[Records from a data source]
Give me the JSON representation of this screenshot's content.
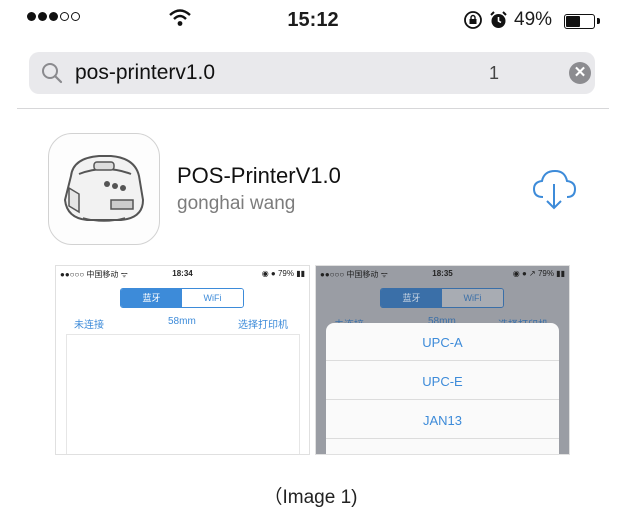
{
  "status_bar": {
    "signal_icon": "signal-dots-icon",
    "wifi_icon": "wifi-icon",
    "time": "15:12",
    "lock_icon": "rotation-lock-icon",
    "alarm_icon": "alarm-icon",
    "battery_text": "49%",
    "battery_level": 0.49
  },
  "search": {
    "value": "pos-printerv1.0",
    "result_count": "1",
    "search_icon": "search-icon",
    "clear_icon": "clear-icon"
  },
  "app": {
    "name": "POS-PrinterV1.0",
    "developer": "gonghai wang",
    "icon": "printer-app-icon",
    "download_icon": "cloud-download-icon"
  },
  "screenshot1": {
    "status_left": "●●○○○ 中国移动 ᯤ",
    "time": "18:34",
    "status_right": "◉ ● 79% ▮▮",
    "segments": [
      "蓝牙",
      "WiFi"
    ],
    "options": [
      "未连接",
      "58mm",
      "选择打印机"
    ]
  },
  "screenshot2": {
    "status_left": "●●○○○ 中国移动 ᯤ",
    "time": "18:35",
    "status_right": "◉ ● ↗ 79% ▮▮",
    "segments": [
      "蓝牙",
      "WiFi"
    ],
    "options": [
      "未连接",
      "58mm",
      "选择打印机"
    ],
    "sheet_items": [
      "UPC-A",
      "UPC-E",
      "JAN13"
    ]
  },
  "caption": "（Image 1)",
  "colors": {
    "accent": "#3d8bd9",
    "search_bg": "#e9e9ec",
    "secondary_text": "#7c7c7c"
  }
}
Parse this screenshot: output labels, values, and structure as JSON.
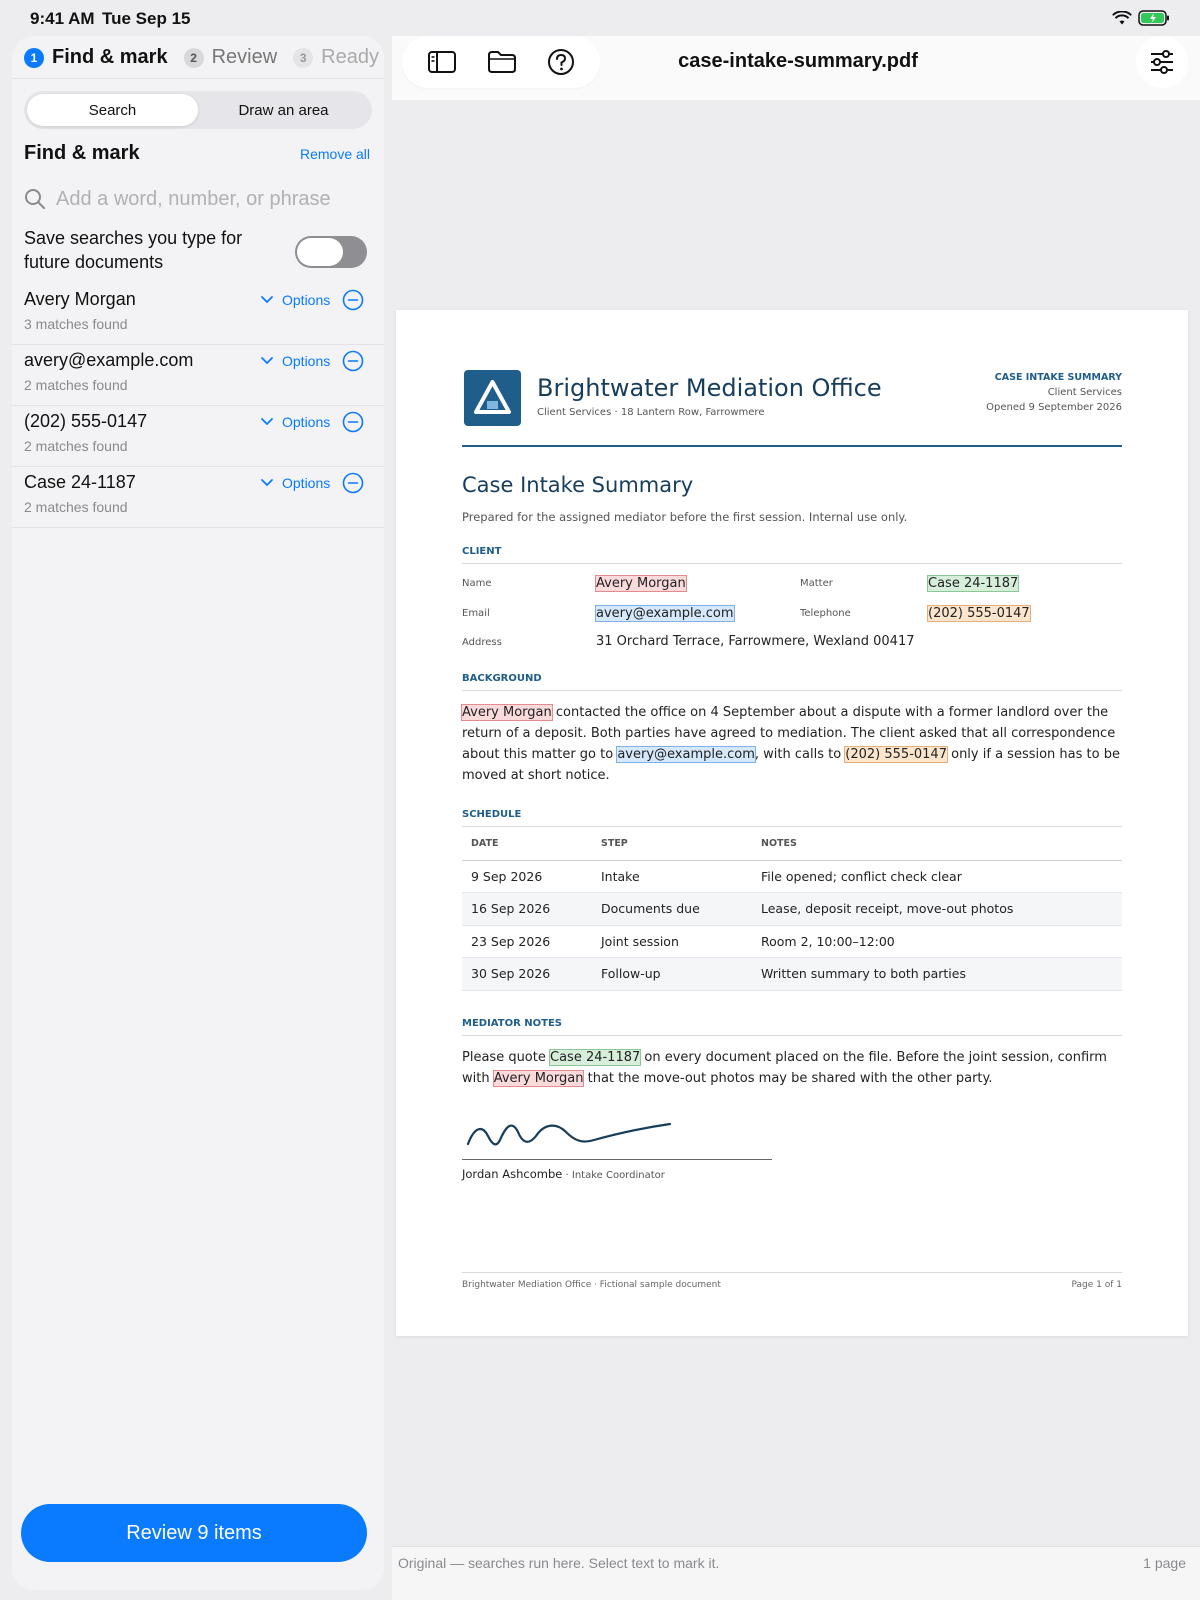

» Exercise details: Among the lines of the data, identify those with the word "this". Copy each of them.

» Written solution:
Give me the JSON representation of this screenshot's content.
Parse this screenshot: output labels, values, and structure as JSON.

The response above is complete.